» REQUEST: Only the number is wanted: count the lines that include the word "فرمایا".

» Extracted records:

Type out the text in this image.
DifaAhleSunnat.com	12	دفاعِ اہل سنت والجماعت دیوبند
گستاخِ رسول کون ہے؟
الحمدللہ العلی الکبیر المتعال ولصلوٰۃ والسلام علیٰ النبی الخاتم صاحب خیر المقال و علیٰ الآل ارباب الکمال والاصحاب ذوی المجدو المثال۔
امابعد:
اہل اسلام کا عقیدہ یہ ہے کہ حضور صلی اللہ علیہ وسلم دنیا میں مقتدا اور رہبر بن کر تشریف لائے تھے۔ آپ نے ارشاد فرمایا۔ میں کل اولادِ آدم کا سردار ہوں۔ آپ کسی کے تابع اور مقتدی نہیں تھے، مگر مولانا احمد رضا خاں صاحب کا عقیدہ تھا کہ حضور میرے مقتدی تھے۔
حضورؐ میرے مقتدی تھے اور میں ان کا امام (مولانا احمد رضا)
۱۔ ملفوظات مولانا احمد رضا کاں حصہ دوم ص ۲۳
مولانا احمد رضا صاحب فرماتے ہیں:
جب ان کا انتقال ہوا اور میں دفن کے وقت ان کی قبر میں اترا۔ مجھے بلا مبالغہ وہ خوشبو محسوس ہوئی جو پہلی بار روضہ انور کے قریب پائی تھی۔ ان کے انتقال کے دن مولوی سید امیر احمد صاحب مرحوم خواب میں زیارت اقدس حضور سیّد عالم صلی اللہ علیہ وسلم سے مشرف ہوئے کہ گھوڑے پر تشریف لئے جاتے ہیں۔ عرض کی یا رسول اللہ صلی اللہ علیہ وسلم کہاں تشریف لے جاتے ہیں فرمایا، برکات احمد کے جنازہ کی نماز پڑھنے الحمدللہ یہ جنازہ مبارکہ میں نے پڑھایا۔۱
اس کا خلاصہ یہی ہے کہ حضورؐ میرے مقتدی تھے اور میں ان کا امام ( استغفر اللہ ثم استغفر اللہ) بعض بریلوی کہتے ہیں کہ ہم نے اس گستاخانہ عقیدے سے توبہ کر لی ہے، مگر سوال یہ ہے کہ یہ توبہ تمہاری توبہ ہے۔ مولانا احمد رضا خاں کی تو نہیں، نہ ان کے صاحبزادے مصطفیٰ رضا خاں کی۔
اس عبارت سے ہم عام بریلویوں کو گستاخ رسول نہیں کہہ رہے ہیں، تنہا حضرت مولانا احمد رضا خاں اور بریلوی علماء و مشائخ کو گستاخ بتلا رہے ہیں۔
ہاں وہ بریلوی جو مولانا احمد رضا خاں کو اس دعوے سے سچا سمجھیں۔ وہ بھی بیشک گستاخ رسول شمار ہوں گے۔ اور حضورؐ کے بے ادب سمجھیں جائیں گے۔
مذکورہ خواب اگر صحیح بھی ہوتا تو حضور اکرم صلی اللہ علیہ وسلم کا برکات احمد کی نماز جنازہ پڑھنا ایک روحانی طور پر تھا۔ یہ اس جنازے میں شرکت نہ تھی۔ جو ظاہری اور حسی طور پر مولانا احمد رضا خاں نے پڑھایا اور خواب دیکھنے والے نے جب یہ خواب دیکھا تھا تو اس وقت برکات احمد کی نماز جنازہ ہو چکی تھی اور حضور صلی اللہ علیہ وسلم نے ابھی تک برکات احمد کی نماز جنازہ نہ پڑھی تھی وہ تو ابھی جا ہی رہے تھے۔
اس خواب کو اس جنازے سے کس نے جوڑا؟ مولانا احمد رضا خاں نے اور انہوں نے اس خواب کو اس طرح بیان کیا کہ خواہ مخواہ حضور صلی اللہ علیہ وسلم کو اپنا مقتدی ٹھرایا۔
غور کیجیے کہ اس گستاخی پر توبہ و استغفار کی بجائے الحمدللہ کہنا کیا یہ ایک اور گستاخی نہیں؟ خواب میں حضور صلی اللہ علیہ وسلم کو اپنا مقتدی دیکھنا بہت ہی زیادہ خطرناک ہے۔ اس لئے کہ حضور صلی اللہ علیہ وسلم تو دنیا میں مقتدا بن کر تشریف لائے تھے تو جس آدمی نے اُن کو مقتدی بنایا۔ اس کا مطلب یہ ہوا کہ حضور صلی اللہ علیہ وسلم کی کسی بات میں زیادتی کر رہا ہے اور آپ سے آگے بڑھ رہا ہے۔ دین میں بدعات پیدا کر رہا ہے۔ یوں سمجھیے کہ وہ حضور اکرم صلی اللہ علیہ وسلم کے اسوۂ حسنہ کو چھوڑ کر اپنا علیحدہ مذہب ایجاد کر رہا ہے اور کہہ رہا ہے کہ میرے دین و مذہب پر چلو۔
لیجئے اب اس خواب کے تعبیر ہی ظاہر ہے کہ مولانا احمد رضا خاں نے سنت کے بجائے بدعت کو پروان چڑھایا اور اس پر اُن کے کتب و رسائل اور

» WRITTEN RESPONSE: 2